State how many lines contain "звуковой", and write nothing except that count.
start
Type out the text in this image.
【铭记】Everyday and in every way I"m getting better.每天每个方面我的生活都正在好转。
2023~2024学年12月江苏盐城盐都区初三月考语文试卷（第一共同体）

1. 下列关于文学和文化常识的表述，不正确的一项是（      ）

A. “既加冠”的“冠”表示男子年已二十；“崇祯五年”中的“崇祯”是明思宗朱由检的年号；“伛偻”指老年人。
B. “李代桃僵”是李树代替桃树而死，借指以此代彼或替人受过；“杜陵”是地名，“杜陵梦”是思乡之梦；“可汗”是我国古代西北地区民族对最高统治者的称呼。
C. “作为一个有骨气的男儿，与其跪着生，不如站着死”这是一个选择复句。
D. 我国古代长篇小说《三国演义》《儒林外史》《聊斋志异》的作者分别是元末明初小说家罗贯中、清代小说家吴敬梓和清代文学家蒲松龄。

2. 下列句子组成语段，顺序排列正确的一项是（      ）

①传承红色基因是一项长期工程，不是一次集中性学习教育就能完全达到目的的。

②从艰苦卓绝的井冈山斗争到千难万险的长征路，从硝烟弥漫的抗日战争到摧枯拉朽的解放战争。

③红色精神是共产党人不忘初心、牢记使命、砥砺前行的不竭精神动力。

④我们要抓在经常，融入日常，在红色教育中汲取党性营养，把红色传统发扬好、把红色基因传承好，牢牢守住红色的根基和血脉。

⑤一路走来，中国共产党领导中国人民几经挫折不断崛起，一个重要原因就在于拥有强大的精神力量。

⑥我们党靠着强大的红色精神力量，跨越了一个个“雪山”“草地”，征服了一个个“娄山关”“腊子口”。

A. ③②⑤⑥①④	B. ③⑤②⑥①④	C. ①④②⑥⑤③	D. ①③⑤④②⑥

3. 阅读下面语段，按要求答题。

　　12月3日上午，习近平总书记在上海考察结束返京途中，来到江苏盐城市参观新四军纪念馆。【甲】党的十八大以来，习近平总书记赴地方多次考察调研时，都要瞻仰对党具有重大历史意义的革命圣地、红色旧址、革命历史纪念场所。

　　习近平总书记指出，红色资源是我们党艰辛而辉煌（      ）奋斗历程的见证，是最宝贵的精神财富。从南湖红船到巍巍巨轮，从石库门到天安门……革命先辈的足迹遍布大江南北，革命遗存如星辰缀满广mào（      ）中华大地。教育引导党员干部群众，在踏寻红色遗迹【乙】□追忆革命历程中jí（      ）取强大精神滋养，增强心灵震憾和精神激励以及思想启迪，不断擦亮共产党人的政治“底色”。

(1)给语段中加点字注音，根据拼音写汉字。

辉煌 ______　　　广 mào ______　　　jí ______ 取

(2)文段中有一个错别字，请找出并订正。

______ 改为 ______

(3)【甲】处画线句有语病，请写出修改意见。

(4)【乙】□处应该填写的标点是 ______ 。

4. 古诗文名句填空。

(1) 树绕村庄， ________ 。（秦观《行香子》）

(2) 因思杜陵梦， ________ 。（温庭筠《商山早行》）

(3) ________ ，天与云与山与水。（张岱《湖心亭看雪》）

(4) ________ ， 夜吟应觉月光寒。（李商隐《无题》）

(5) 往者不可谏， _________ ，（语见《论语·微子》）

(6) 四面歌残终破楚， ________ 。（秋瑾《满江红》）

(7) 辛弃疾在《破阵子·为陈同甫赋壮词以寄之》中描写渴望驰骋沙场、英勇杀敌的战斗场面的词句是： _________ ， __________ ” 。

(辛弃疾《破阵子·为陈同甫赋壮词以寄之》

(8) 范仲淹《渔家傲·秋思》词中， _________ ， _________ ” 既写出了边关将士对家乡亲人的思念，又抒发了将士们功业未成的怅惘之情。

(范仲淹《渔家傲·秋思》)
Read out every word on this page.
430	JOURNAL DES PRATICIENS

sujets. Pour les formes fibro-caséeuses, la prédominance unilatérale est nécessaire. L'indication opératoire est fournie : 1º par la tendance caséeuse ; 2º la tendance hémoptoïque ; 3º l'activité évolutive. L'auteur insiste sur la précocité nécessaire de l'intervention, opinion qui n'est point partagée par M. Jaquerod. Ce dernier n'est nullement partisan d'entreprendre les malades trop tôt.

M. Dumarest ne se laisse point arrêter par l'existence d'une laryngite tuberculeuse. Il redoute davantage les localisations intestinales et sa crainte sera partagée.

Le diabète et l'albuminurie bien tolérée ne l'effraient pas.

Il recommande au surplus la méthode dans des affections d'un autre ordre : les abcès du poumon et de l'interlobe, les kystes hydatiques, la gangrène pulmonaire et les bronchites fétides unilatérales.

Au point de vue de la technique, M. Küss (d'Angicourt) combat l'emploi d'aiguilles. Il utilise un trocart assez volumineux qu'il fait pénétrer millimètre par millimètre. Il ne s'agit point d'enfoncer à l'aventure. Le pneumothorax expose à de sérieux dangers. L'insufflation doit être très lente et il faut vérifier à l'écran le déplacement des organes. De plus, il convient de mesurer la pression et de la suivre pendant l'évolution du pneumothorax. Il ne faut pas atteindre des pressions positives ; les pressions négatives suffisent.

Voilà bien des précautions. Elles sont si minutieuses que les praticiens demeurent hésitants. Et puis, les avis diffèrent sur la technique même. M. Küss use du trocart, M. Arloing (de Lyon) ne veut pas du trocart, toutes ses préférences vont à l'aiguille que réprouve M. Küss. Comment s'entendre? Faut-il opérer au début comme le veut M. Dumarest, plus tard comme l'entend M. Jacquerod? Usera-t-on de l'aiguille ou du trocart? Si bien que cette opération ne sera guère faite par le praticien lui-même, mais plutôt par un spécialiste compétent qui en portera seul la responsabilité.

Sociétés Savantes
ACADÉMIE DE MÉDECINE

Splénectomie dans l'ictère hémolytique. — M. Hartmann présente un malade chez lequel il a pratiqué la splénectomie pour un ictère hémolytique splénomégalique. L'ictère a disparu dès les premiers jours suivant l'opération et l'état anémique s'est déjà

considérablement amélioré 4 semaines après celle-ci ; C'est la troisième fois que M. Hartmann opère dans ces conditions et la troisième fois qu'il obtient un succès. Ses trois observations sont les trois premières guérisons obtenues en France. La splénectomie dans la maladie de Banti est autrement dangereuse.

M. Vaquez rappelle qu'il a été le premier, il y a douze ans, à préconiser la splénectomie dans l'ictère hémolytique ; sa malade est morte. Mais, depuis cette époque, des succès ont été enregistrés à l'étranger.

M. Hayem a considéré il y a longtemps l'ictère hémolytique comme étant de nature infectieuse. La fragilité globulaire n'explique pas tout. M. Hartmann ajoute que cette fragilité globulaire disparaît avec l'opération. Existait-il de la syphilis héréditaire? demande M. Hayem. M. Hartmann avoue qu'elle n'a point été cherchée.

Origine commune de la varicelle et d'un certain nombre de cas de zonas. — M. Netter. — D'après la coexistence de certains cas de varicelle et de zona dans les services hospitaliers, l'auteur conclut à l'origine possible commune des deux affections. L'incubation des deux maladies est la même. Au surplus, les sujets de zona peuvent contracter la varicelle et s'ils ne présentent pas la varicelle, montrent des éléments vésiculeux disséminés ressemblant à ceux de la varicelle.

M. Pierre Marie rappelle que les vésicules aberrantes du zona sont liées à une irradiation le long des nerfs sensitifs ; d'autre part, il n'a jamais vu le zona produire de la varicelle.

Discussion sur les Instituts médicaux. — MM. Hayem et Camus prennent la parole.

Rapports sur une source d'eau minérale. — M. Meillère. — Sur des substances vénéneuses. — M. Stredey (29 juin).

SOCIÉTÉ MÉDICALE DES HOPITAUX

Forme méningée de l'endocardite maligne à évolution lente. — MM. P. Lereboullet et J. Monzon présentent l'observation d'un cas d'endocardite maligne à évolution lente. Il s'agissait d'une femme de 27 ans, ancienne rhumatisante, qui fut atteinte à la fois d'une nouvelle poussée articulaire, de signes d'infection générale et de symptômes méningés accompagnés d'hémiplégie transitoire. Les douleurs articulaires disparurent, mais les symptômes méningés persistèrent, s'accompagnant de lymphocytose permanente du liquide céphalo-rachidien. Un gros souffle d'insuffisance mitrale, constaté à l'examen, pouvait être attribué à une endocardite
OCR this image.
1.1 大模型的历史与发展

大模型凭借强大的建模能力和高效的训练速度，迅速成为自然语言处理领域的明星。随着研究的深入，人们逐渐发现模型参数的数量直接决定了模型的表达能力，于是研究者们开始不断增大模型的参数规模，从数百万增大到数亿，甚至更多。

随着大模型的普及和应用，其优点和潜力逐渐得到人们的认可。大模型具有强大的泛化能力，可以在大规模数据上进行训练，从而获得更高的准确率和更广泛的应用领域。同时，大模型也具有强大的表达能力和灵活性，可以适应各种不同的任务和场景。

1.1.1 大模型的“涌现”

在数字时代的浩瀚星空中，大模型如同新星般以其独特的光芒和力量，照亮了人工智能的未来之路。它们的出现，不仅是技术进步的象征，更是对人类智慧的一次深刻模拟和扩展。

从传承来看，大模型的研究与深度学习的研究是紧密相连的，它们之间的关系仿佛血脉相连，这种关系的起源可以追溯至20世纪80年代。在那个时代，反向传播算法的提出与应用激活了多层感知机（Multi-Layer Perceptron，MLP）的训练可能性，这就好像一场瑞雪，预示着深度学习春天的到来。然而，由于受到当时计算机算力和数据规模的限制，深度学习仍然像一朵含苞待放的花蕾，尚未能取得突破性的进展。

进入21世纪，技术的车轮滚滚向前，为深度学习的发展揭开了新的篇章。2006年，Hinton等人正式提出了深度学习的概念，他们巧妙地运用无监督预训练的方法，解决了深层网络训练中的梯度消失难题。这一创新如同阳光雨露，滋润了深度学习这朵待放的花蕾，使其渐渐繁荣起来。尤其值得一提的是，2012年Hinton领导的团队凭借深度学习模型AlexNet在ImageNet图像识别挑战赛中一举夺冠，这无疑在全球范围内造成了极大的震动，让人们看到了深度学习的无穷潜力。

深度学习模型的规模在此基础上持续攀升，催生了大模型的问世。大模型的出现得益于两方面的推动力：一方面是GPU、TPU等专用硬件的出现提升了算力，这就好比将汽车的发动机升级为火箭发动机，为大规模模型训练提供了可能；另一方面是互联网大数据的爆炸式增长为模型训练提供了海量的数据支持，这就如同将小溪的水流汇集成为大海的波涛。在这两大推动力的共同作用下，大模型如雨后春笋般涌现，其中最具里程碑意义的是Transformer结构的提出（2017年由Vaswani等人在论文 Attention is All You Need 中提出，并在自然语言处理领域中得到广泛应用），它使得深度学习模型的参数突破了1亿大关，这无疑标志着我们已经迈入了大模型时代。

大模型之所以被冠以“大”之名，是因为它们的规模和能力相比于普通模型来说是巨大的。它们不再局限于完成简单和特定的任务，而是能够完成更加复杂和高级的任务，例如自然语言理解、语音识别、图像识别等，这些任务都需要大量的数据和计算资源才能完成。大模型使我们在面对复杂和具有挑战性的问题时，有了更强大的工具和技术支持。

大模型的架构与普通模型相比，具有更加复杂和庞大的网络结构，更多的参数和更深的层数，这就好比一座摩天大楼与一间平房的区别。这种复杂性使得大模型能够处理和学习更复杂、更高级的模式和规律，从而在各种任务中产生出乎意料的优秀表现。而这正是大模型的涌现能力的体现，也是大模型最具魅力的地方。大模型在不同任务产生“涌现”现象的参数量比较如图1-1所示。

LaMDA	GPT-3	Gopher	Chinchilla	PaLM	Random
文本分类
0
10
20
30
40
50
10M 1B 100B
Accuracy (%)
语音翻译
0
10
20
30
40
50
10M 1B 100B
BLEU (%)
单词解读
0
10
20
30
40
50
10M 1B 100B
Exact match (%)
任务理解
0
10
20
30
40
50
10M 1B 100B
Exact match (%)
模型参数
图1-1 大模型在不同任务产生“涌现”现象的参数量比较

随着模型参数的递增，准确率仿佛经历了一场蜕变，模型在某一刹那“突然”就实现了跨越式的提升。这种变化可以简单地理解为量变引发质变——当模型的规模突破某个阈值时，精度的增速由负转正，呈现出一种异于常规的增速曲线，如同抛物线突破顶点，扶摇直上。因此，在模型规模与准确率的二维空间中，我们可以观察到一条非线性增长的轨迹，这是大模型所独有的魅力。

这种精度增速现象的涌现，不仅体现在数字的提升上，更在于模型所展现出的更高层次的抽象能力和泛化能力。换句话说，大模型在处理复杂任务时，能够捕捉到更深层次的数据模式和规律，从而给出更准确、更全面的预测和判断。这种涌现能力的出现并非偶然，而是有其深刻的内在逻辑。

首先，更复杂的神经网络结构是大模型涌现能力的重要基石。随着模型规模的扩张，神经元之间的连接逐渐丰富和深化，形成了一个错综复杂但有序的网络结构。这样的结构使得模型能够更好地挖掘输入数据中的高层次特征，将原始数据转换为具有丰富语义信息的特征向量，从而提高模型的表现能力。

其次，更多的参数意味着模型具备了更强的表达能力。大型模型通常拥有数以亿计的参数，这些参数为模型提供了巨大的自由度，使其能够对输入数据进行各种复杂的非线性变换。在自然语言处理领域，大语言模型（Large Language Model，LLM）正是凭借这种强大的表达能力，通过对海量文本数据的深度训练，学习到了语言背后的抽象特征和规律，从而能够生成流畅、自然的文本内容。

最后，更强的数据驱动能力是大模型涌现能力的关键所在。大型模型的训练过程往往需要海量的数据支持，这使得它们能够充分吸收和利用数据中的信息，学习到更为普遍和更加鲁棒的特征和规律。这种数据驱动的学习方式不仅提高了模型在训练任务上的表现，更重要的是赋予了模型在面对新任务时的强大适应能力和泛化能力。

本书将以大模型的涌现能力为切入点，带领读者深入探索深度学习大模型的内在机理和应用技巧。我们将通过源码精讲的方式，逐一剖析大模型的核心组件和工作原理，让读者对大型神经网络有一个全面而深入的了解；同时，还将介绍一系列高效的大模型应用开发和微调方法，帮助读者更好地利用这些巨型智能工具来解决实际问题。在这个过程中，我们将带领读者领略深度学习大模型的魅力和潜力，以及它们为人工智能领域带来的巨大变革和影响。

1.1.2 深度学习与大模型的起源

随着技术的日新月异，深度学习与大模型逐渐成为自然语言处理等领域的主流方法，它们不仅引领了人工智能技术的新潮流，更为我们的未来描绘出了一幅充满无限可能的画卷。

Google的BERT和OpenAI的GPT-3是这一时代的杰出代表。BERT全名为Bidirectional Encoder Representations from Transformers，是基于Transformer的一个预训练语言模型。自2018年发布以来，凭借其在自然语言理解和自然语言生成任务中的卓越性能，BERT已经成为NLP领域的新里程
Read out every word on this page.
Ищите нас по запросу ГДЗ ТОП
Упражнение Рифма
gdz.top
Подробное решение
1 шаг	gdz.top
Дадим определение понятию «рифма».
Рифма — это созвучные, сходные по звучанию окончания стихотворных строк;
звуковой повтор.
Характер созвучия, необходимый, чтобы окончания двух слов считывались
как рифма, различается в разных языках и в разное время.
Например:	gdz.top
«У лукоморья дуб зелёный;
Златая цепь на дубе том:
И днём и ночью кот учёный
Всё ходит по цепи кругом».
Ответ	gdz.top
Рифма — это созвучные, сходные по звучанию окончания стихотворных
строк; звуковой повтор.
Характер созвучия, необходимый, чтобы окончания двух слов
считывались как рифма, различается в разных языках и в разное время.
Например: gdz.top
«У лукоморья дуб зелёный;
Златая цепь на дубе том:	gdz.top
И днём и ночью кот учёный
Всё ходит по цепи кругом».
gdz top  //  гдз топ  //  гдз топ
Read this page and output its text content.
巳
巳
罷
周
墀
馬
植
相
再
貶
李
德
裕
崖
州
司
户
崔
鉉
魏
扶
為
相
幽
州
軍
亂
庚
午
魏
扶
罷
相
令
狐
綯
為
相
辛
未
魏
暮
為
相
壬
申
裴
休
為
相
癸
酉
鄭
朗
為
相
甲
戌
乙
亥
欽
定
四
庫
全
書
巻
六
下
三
end
Solution to this problem:
2